_Problem to solve_: What is the number of lines containing the word "name"? Give that number alone.

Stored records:
◇ ◇ ◇ ◇ ◇ ◇ ◇
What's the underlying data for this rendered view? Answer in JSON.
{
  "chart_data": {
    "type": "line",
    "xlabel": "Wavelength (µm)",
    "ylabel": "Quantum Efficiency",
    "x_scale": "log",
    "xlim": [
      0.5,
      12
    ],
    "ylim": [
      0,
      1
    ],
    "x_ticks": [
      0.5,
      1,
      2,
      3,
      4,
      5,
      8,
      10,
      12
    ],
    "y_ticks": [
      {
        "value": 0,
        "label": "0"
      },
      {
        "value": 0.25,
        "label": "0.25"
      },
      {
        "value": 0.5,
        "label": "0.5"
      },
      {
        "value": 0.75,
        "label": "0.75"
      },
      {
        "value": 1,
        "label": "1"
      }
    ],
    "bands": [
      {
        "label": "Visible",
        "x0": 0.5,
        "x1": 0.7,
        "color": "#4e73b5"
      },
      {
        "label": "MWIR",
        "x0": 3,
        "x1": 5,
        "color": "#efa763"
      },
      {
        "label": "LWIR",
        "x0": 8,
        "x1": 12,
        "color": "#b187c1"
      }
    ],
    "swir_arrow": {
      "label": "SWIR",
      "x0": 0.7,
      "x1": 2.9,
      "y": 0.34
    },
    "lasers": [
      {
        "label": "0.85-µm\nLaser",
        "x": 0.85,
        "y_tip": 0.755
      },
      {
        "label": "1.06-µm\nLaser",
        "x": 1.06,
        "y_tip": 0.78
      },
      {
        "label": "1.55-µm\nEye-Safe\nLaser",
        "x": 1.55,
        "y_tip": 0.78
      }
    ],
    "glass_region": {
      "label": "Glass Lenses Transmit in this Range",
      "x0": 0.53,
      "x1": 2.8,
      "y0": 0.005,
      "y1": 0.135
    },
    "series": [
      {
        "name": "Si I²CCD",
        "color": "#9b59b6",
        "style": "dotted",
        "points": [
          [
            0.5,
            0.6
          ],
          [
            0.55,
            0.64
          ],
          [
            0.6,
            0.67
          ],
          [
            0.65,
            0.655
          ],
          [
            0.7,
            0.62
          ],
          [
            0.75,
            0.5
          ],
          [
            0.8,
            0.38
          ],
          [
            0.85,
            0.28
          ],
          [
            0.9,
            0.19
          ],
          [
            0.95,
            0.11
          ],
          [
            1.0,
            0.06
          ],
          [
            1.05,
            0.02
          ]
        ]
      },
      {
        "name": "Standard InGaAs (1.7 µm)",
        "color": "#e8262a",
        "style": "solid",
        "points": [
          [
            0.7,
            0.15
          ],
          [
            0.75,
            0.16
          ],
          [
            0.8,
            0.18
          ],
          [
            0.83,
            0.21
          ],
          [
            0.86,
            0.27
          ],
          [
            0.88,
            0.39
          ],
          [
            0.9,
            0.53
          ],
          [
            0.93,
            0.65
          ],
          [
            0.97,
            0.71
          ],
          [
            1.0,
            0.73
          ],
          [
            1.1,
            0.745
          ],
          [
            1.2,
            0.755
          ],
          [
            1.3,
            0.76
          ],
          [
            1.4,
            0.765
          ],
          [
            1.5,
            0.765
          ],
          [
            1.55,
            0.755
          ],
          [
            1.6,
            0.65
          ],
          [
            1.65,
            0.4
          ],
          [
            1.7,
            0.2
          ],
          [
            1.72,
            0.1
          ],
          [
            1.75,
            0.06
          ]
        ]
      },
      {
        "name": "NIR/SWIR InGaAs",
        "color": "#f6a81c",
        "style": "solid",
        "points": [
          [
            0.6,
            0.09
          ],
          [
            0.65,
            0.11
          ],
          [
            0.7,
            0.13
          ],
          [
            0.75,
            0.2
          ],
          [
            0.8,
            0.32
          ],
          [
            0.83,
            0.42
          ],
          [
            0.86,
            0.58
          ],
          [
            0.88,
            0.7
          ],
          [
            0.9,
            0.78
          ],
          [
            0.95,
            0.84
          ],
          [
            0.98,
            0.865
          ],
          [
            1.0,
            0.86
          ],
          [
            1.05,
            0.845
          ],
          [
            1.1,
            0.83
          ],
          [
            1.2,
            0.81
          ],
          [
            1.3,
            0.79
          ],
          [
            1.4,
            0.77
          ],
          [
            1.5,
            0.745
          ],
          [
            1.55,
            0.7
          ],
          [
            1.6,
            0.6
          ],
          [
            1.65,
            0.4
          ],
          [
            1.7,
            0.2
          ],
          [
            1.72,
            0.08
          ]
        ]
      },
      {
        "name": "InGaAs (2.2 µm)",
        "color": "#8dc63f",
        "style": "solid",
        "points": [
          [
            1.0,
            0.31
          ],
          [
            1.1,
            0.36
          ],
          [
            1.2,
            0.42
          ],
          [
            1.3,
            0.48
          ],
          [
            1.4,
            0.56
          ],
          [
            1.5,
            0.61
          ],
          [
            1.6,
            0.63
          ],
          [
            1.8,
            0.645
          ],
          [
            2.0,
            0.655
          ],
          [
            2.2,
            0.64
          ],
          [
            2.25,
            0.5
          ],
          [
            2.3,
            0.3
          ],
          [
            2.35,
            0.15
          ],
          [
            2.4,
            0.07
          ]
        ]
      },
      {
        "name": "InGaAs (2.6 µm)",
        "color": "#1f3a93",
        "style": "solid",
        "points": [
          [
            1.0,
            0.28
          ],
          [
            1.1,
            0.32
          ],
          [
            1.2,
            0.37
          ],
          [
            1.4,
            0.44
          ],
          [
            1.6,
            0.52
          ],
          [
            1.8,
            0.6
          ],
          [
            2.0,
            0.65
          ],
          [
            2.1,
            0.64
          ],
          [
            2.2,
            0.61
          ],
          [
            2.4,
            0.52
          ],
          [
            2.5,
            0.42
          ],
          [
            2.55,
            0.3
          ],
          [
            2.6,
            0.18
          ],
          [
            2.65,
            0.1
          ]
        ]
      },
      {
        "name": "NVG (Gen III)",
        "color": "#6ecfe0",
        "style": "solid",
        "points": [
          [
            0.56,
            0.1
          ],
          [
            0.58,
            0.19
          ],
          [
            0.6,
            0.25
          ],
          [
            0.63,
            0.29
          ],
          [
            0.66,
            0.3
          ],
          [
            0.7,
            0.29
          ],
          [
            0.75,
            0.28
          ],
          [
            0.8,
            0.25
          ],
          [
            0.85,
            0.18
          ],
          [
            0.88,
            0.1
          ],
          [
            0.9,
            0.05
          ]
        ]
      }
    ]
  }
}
◇ ◇ ◇ ◇ ◇ ◇ ◇
_Result_: 6